TESTO DELLA PAGINA
╭──

Piero Bevilacqua è ordinario di Storia contemporanea all’Università di Bari. Nel 1986 ha fondato la rivista Meridiana di cui è direttore. Per Donzelli ha pubblicato Tra natura e storia. Ambiente, economie, risorse in Italia.

Dello stato in cui versa la scuola italiana si continua a dire un gran male. Lei come vede la situazione?
Naturalmente è molto difficile rispondere a un quesito del genere perché c’è una straordinaria difformità di situazioni. Io però vorrei subito chiarire che personalmente non concordo con le lamentele degli insegnanti oppure dei professori universitari sul basso livello medio degli studenti che arrivano all’università. E non perché non sia vero quello che essi registrano, cioè un relativo abbassamento della media della formazione dei ragazzi, ma perché qui c’è una inesattezza statistica e storica. Inesattezza statistica perché è verificato che 30-40 anni fa arrivavano alle medie superiori pochi ragazzi in percentuale; il resto non continuava gli studi e si avviava precocemente al lavoro. Oggi invece accedono alla scuola secondaria superiore molti più ragazzi e naturalmente assieme all’élite delle classi borghesi accedono anche i figli delle famiglie della piccola borghesia o del proletariato, come è giusto e socialmente più equo. Ciò naturalmente fa sì che il livello medio si abbassi, ma questo non rappresenta un regresso rispetto al passato, bensì il contrario. Cioè l’élite che accede all’università si è fatta in realtà più larga rispetto al passato, sia sotto il profilo sociale, che sotto il profilo territoriale. Infatti, anche dalle aree più povere, per esempio del Mezzogiorno, i ragazzi che un tempo sarebbero andati a finire nelle officine, nei negozi o nelle campagne proseguono negli studi. Quindi quando i professori nelle scuole o i docenti universitari nelle aule universitarie verificano e percepiscono un abbassamento della media, in realtà percepiscono un fenomeno storicamente positivo, solo che non lo sanno interpretare. Cioè non si accorgono che è cresciuto il numero degli studenti che accedono agli studi più elevati.

╰──

VOCI ELENCATE
╭──

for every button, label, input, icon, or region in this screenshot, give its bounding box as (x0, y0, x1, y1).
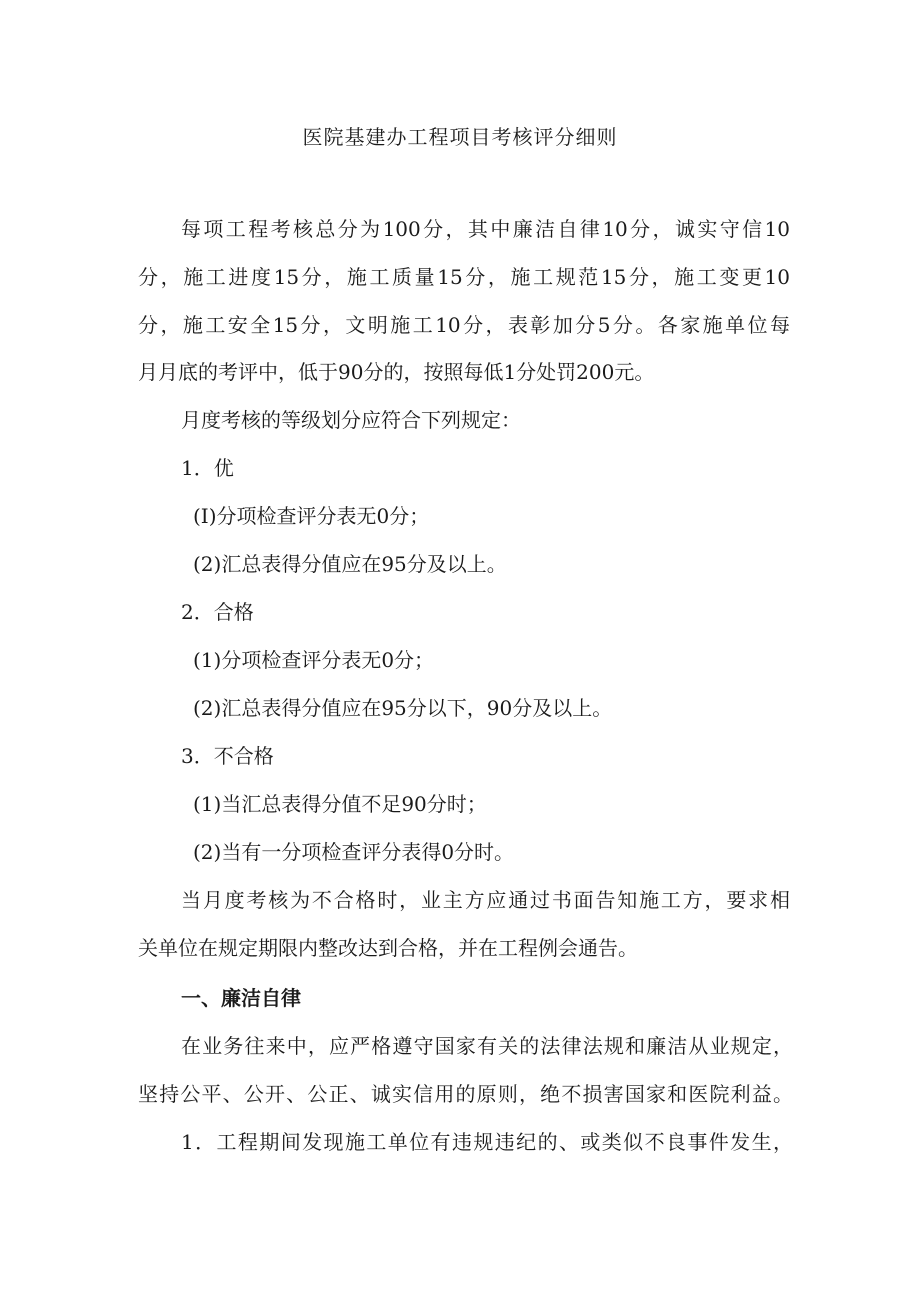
notice-line-2: 关单位在规定期限内整改达到合格，并在工程例会通告。 (138, 936, 638, 960)
intro-line-3: 分，施工安全15分，文明施工10分，表彰加分5分。各家施单位每 (138, 313, 790, 337)
grade-2-item-2: (2)汇总表得分值应在95分以下，90分及以上。 (193, 696, 613, 720)
document-title: 医院基建办工程项目考核评分细则 (302, 125, 618, 149)
grade-intro: 月度考核的等级划分应符合下列规定： (181, 408, 521, 432)
grade-2-item-1: (1)分项检查评分表无0分； (193, 648, 435, 672)
grade-3-item-1: (1)当汇总表得分值不足90分时； (193, 792, 487, 816)
section-1-line-3: 1．工程期间发现施工单位有违规违纪的、或类似不良事件发生， (181, 1130, 793, 1154)
grade-3-item-2: (2)当有一分项检查评分表得0分时。 (193, 840, 515, 864)
section-1-line-1: 在业务往来中，应严格遵守国家有关的法律法规和廉洁从业规定， (181, 1034, 793, 1058)
grade-2-title: 2．合格 (181, 600, 254, 624)
intro-line-2: 分，施工进度15分，施工质量15分，施工规范15分，施工变更10 (138, 265, 790, 289)
intro-line-4: 月月底的考评中，低于90分的，按照每低1分处罚200元。 (138, 360, 655, 384)
section-1-line-2: 坚持公平、公开、公正、诚实信用的原则，绝不损害国家和医院利益。 (138, 1082, 793, 1106)
grade-3-title: 3．不合格 (181, 744, 274, 768)
grade-1-item-2: (2)汇总表得分值应在95分及以上。 (193, 552, 507, 576)
notice-line-1: 当月度考核为不合格时，业主方应通过书面告知施工方，要求相 (181, 888, 790, 912)
grade-1-item-1: (I)分项检查评分表无0分； (193, 504, 430, 528)
grade-1-title: 1．优 (181, 456, 234, 480)
intro-line-1: 每项工程考核总分为100分，其中廉洁自律10分，诚实守信10 (181, 217, 790, 241)
section-1-heading: 一、廉洁自律 (181, 986, 301, 1010)
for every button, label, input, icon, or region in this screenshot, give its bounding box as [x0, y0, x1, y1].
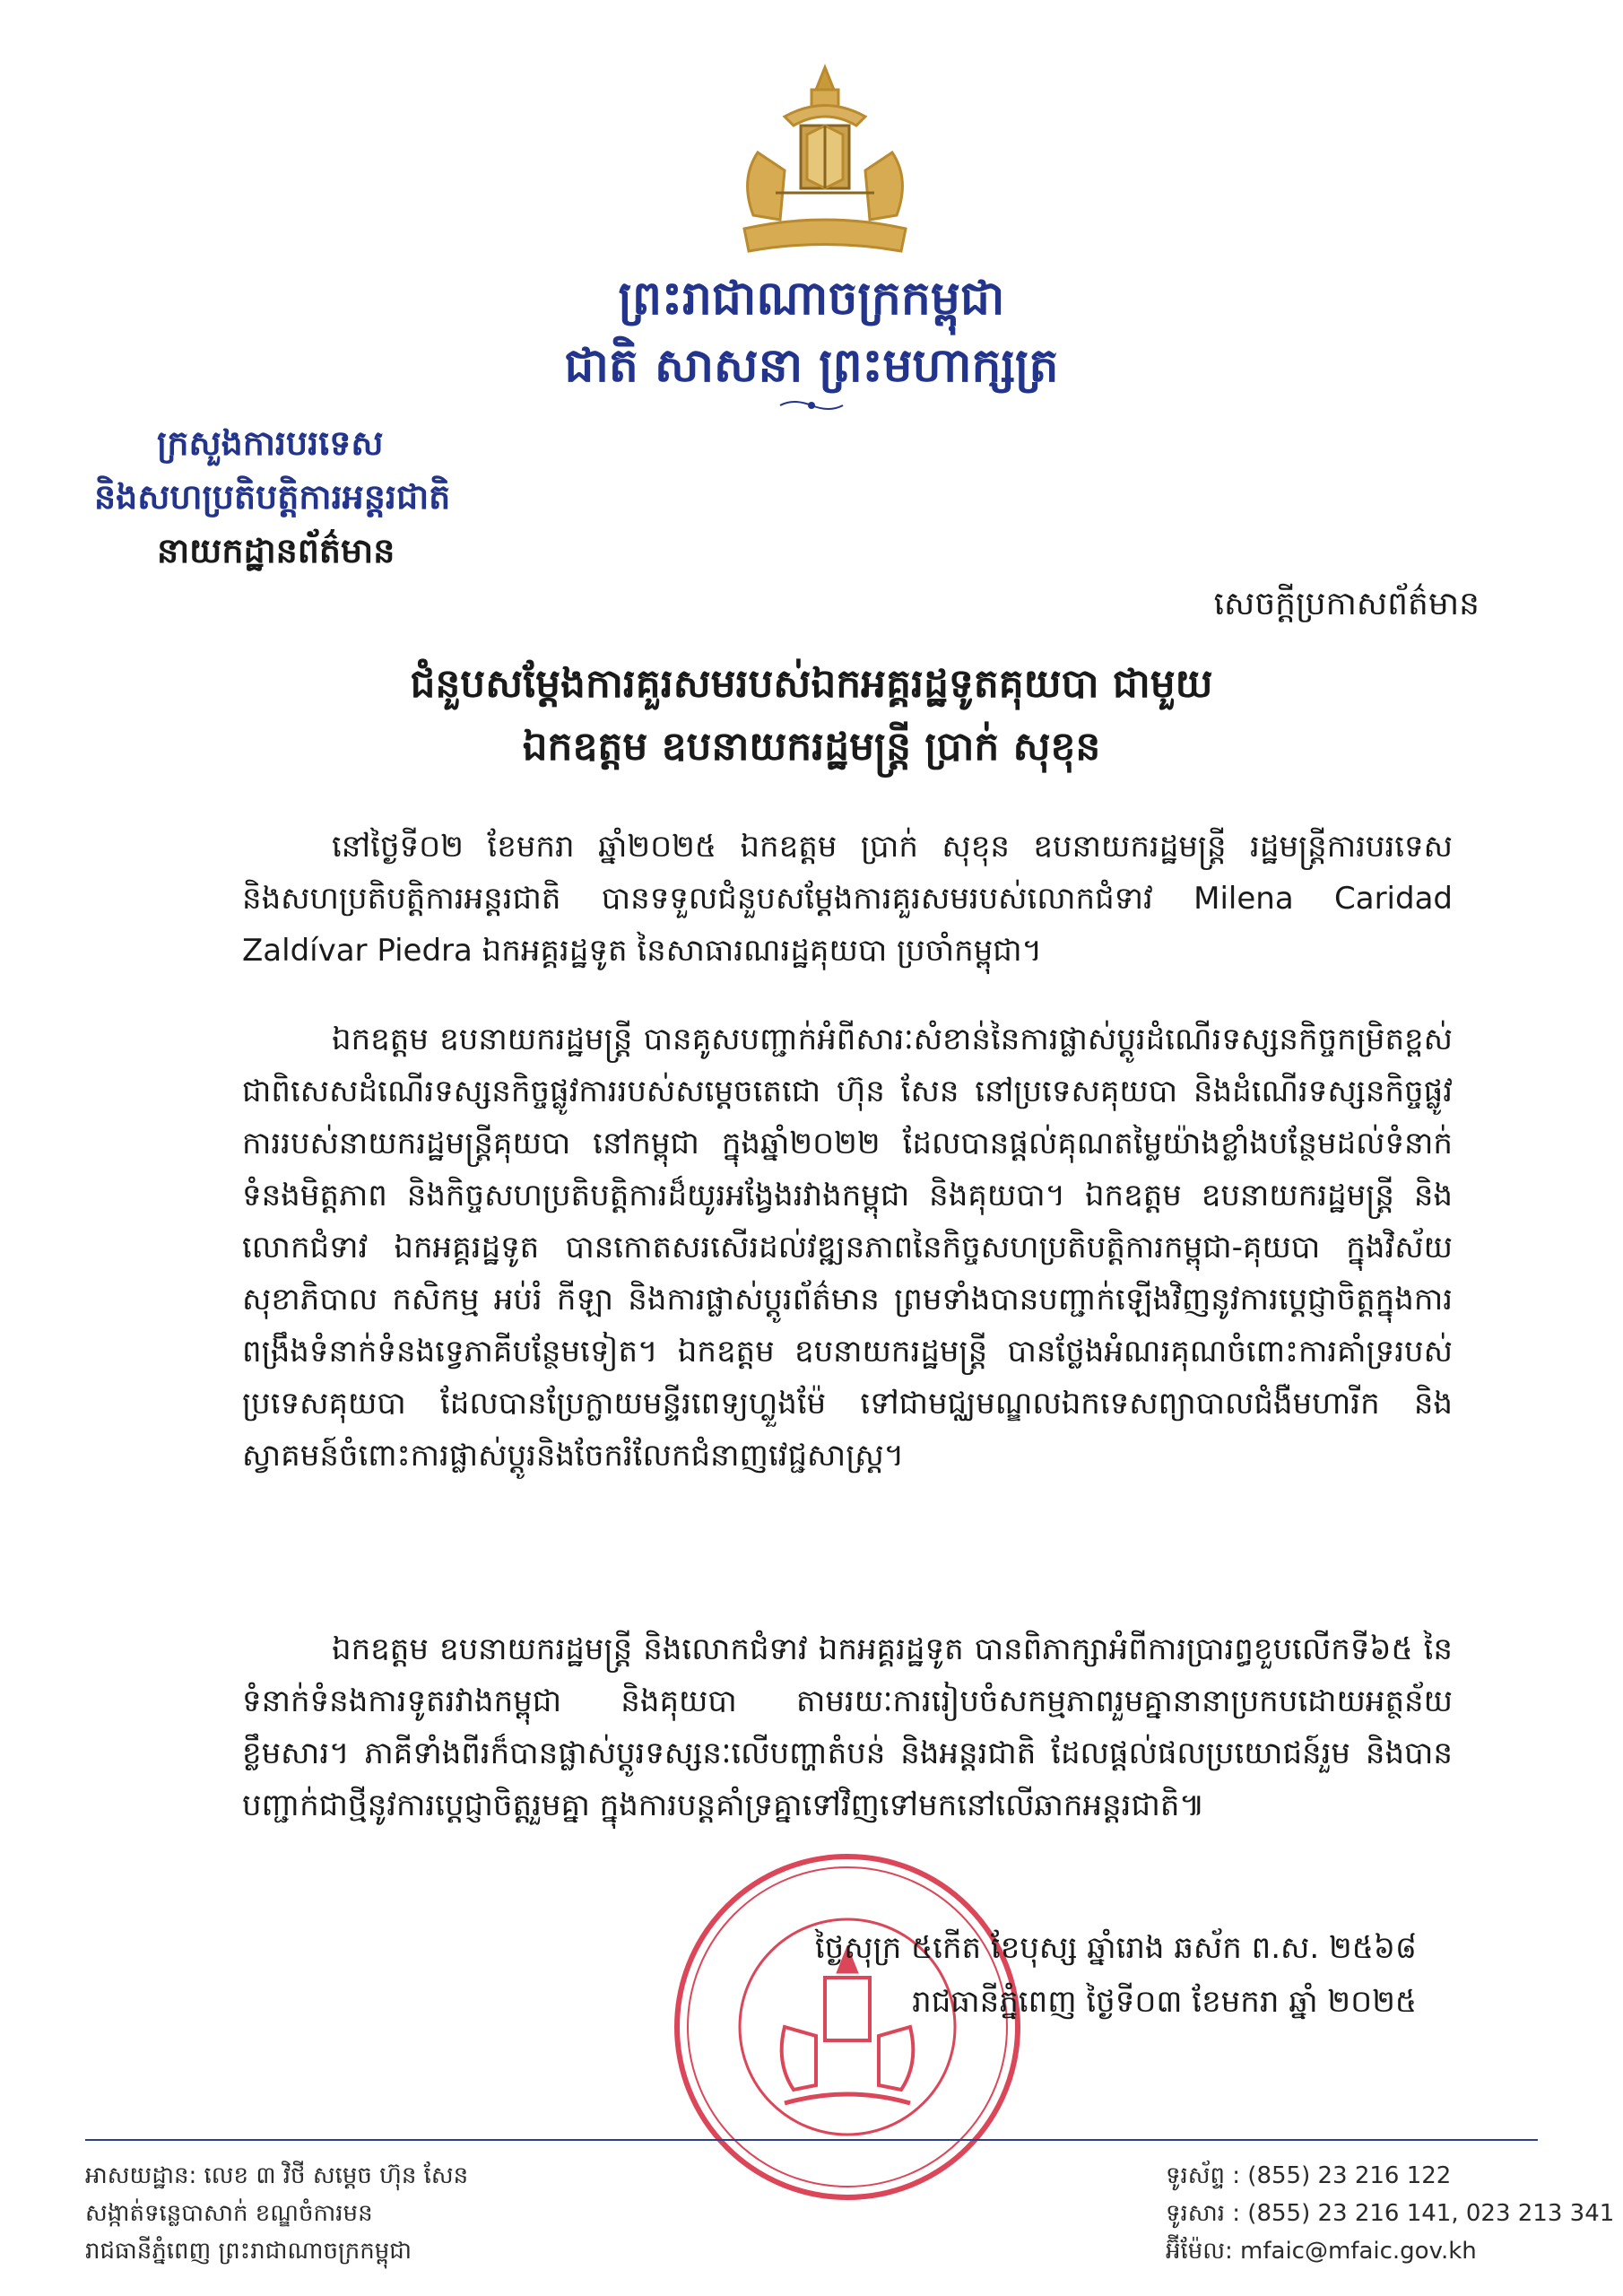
- address-line-3: រាជធានីភ្នំពេញ ព្រះរាជាណាចក្រកម្ពុជា: [85, 2238, 412, 2265]
- body-paragraph-2: ឯកឧត្តម ឧបនាយករដ្ឋមន្ត្រី បានគូសបញ្ជាក់អំពីសារៈសំខាន់នៃការផ្លាស់ប្តូរដំណើរទស្សនកិច្ចកម្រិតខ្ពស់ ជាពិសេសដំណើរទស្សនកិច្ចផ្លូវការរបស់សម្តេចតេជោ ហ៊ុន សែន នៅប្រទេសគុយបា និងដំណើរទស្សនកិច្ចផ្លូវការរបស់នាយករដ្ឋមន្ត្រីគុយបា នៅកម្ពុជា ក្នុងឆ្នាំ២០២២ ដែលបានផ្តល់គុណតម្លៃយ៉ាងខ្លាំងបន្ថែមដល់ទំនាក់ទំនងមិត្តភាព និងកិច្ចសហប្រតិបត្តិការដ៏យូរអង្វែងរវាងកម្ពុជា និងគុយបា។ ឯកឧត្តម ឧបនាយករដ្ឋមន្ត្រី និងលោកជំទាវ ឯកអគ្គរដ្ឋទូត បានកោតសរសើរដល់វឌ្ឍនភាពនៃកិច្ចសហប្រតិបត្តិការកម្ពុជា-គុយបា ក្នុងវិស័យសុខាភិបាល កសិកម្ម អប់រំ កីឡា និងការផ្លាស់ប្តូរព័ត៌មាន ព្រមទាំងបានបញ្ជាក់ឡើងវិញនូវការប្តេជ្ញាចិត្តក្នុងការពង្រឹងទំនាក់ទំនងទ្វេភាគីបន្ថែមទៀត។ ឯកឧត្តម ឧបនាយករដ្ឋមន្ត្រី បានថ្លែងអំណរគុណចំពោះការគាំទ្ររបស់ប្រទេសគុយបា ដែលបានប្រែក្លាយមន្ទីរពេទ្យហ្លួងម៉ែ ទៅជាមជ្ឈមណ្ឌលឯកទេសព្យាបាលជំងឺមហារីក និងស្វាគមន៍ចំពោះការផ្លាស់ប្តូរនិងចែករំលែកជំនាញវេជ្ជសាស្ត្រ។: [242, 1022, 1453, 1474]
- department-name: នាយកដ្ឋានព័ត៌មាន: [157, 531, 395, 570]
- press-release-title-line1: ជំនួបសម្តែងការគួរសមរបស់ឯកអគ្គរដ្ឋទូតគុយបា ជាមួយ: [410, 661, 1213, 707]
- footer-divider: [85, 2139, 1538, 2141]
- footer-contact: [1166, 2157, 1614, 2270]
- national-motto: ជាតិ សាសនា ព្រះមហាក្សត្រ: [564, 339, 1059, 393]
- solar-date: រាជធានីភ្នំពេញ ថ្ងៃទី០៣ ខែមករា ឆ្នាំ ២០២៥: [912, 1984, 1417, 2020]
- ministry-name-line1: ក្រសួងការបរទេស: [157, 423, 384, 463]
- kingdom-title: ព្រះរាជាណាចក្រកម្ពុជា: [618, 272, 1005, 326]
- body-paragraph-1: នៅថ្ងៃទី០២ ខែមករា ឆ្នាំ២០២៥ ឯកឧត្តម ប្រាក់ សុខុន ឧបនាយករដ្ឋមន្ត្រី រដ្ឋមន្ត្រីការបរទេស និងសហប្រតិបត្តិការអន្តរជាតិ បានទទួលជំនួបសម្តែងការគួរសមរបស់លោកជំទាវ Milena Caridad Zaldívar Piedra ឯកអគ្គរដ្ឋទូត នៃសាធារណរដ្ឋគុយបា ប្រចាំកម្ពុជា។: [242, 829, 1453, 969]
- press-release-title-line2: ឯកឧត្តម ឧបនាយករដ្ឋមន្ត្រី ប្រាក់ សុខុន: [522, 724, 1101, 770]
- lunar-date: ថ្ងៃសុក្រ ៥កើត ខែបុស្ស ឆ្នាំរោង ឆស័ក ព.ស. ២៥៦៨: [814, 1930, 1417, 1966]
- ministry-seal-icon: [668, 1848, 1027, 2206]
- document-type: សេចក្តីប្រកាសព័ត៌មាន: [1213, 586, 1480, 622]
- phone-number: ទូរស័ព្ទ : (855) 23 216 122: [1166, 2162, 1452, 2189]
- footer-address: [85, 2157, 468, 2270]
- ornament-divider-icon: [776, 395, 847, 416]
- email-address[interactable]: អ៊ីម៉ែល: mfaic@mfaic.gov.kh: [1166, 2238, 1477, 2265]
- address-line-2: សង្កាត់ទន្លេបាសាក់ ខណ្ឌចំការមន: [85, 2200, 373, 2227]
- fax-number: ទូរសារ : (855) 23 216 141, 023 213 341: [1166, 2200, 1615, 2227]
- royal-coat-of-arms-icon: [722, 63, 928, 260]
- ministry-name-line2: និងសហប្រតិបត្តិការអន្តរជាតិ: [94, 477, 451, 517]
- body-paragraph-3: ឯកឧត្តម ឧបនាយករដ្ឋមន្ត្រី និងលោកជំទាវ ឯកអគ្គរដ្ឋទូត បានពិភាក្សាអំពីការប្រារព្ធខួបលើកទី៦៥ នៃទំនាក់ទំនងការទូតរវាងកម្ពុជា និងគុយបា តាមរយៈការរៀបចំសកម្មភាពរួមគ្នានានាប្រកបដោយអត្ថន័យខ្លឹមសារ។ ភាគីទាំងពីរក៏បានផ្លាស់ប្តូរទស្សនៈលើបញ្ហាតំបន់ និងអន្តរជាតិ ដែលផ្តល់ផលប្រយោជន៍រួម និងបានបញ្ជាក់ជាថ្មីនូវការប្តេជ្ញាចិត្តរួមគ្នា ក្នុងការបន្តគាំទ្រគ្នាទៅវិញទៅមកនៅលើឆាកអន្តរជាតិ៕: [242, 1631, 1453, 1823]
- address-line-1: អាសយដ្ឋាន: លេខ ៣ វិថី សម្តេច ហ៊ុន សែន: [85, 2162, 469, 2189]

╰──

CONSEGNE
[A] In che anno Piero Bevilacqua ha fondato la rivista Meridiana, secondo l'intervista sulla scuola italiana?
[B] Continua l'intervista sulla scuola italiana a partire dalla sua ultima frase.

RISPOSTE PER CONSEGNA
[A] Nel 1986.

[B]
Tra l’altro, in alcune aree negli ultimi anni sono stati compiuti dei progressi notevolissimi. Mi riferisco in particolare alla scuola elementare, dove sono in atto dei miglioramenti notevoli soprattutto nella preparazione degli insegnanti, oltre che nella motivazione. A me è capitato di andare in giro in varie parti d’Italia a tenere delle lezioni e ho sempre incontrato degli insegnanti delle elementari di ottimo livello e molto motivati. La scuola media inferiore è in fondo l’anello più debole, e bisognerà vedere che cosa capiterà con la riforma a questo segmento degli studi.
Per quanto riguarda le secondarie superiori, c’è invece una grande differenziazione territoriale. Perché noi abbiamo degli istituti superiori, soprattutto quelli tecnico-commerciali, che se sono collocati in aree periferiche, per esempio nel caso di Roma, in aree vicino alle borgate, chiaramente risentono del basso livello culturale dei ragazzi che vi accedono.
Ma se si pensa ai licei nei luoghi più centrali, anche dal punto di vista di classe, (credo sia giusto utilizzare questo termine, perché il territorio delle città è diviso in classi e così pure le scuole che vi appartengono), io credo che lì gli studi siano più seri, più severi e più esigenti di quanto non accadesse per i ragazzi di venti o trent’anni fa.
Venendo al suo interesse specifico, il territorio, come interpreta questa scelta di non insegnare più la geografia?
Naturalmente, dato questo quadro ottimistico, bisogna aggiungere che ci sono tendenze in atto che sono invece preoccupanti, se non addirittura inaccettabili. E che, nel caso particolare della geografia, rischiano di accentuare un difetto culturale storico del nostro paese, che io sintetizzerei nella scarsa attenzione e sensibilità per il territorio.
Il nostro è un paese dove la geografia non ha avuto grandi cultori, o meglio ci sono stati grandi geografi e però la disciplina non ha conosciuto gli sviluppi e gli arricchimenti che si sono verificati invece in altri paesi in Europa, in Germania, in Francia.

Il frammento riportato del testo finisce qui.